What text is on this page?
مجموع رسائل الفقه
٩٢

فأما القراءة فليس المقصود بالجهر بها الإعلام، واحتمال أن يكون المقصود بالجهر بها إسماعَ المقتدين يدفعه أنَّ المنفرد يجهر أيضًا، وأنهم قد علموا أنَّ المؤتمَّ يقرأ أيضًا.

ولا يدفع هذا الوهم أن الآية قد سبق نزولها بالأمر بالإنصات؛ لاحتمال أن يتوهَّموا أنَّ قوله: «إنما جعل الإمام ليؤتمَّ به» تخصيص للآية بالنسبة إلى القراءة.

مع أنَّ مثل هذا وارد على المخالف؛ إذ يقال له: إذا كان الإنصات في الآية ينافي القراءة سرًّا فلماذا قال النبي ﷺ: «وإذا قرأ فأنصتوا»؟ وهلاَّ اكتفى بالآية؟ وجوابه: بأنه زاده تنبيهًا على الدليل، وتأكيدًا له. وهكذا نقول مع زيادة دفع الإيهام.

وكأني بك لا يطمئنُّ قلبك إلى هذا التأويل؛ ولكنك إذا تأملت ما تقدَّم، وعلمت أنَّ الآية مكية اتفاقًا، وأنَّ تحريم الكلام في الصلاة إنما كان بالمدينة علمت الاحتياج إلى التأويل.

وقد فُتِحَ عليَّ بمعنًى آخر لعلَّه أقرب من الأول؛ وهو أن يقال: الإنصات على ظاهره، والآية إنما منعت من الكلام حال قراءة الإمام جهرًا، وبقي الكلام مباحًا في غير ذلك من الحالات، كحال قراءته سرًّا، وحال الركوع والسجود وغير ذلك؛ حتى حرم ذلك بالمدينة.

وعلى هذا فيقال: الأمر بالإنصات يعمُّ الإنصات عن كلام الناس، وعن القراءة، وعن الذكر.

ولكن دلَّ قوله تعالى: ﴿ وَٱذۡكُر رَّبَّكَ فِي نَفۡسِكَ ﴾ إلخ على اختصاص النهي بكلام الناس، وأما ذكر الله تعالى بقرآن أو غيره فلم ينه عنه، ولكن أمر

__AIM OF THE EXERCISE__. The lines to collect are those holding the string "إنما"; copy them all.

__TASK SOLUTION__.
ولا يدفع هذا الوهم أن الآية قد سبق نزولها بالأمر بالإنصات؛ لاحتمال أن يتوهَّموا أنَّ قوله: «إنما جعل الإمام ليؤتمَّ به» تخصيص للآية بالنسبة إلى القراءة.
وكأني بك لا يطمئنُّ قلبك إلى هذا التأويل؛ ولكنك إذا تأملت ما تقدَّم، وعلمت أنَّ الآية مكية اتفاقًا، وأنَّ تحريم الكلام في الصلاة إنما كان بالمدينة علمت الاحتياج إلى التأويل.
وقد فُتِحَ عليَّ بمعنًى آخر لعلَّه أقرب من الأول؛ وهو أن يقال: الإنصات على ظاهره، والآية إنما منعت من الكلام حال قراءة الإمام جهرًا، وبقي الكلام مباحًا في غير ذلك من الحالات، كحال قراءته سرًّا، وحال الركوع والسجود وغير ذلك؛ حتى حرم ذلك بالمدينة.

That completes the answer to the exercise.